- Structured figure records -
* * * * * * * * *
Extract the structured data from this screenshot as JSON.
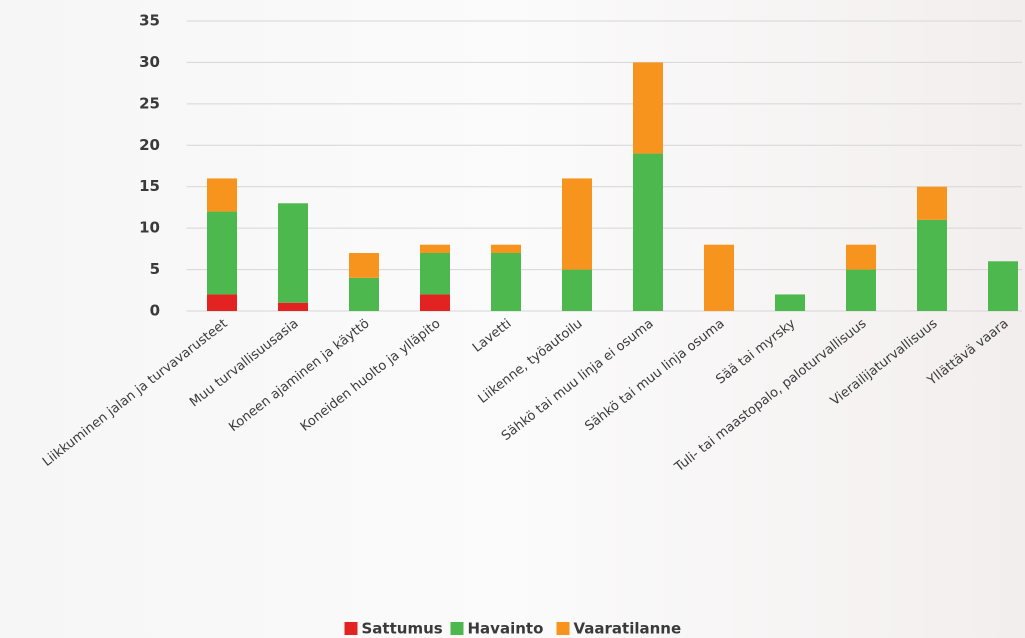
{
  "chart_data": {
    "type": "stacked-bar",
    "categories": [
      "Liikkuminen jalan ja turvavarusteet",
      "Muu turvallisuusasia",
      "Koneen ajaminen ja käyttö",
      "Koneiden huolto ja ylläpito",
      "Lavetti",
      "Liikenne, työautoilu",
      "Sähkö tai muu linja ei osuma",
      "Sähkö tai muu linja osuma",
      "Sää tai myrsky",
      "Tuli- tai maastopalo, paloturvallisuus",
      "Vierailijaturvallisuus",
      "Yllättävä vaara"
    ],
    "series": [
      {
        "name": "Sattumus",
        "color": "#e32322",
        "values": [
          2,
          1,
          0,
          2,
          0,
          0,
          0,
          0,
          0,
          0,
          0,
          0
        ]
      },
      {
        "name": "Havainto",
        "color": "#4db84e",
        "values": [
          10,
          12,
          4,
          5,
          7,
          5,
          19,
          0,
          2,
          5,
          11,
          6
        ]
      },
      {
        "name": "Vaaratilanne",
        "color": "#f7941e",
        "values": [
          4,
          0,
          3,
          1,
          1,
          11,
          11,
          8,
          0,
          3,
          4,
          0
        ]
      }
    ],
    "ylim": [
      0,
      35
    ],
    "yticks": [
      0,
      5,
      10,
      15,
      20,
      25,
      30,
      35
    ],
    "grid": true,
    "legend": "bottom"
  }
}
* * * * * * * * *
- Work required -
Determine how many lines in the records contain "color", and reply with the number only.

- Exercise solution -
3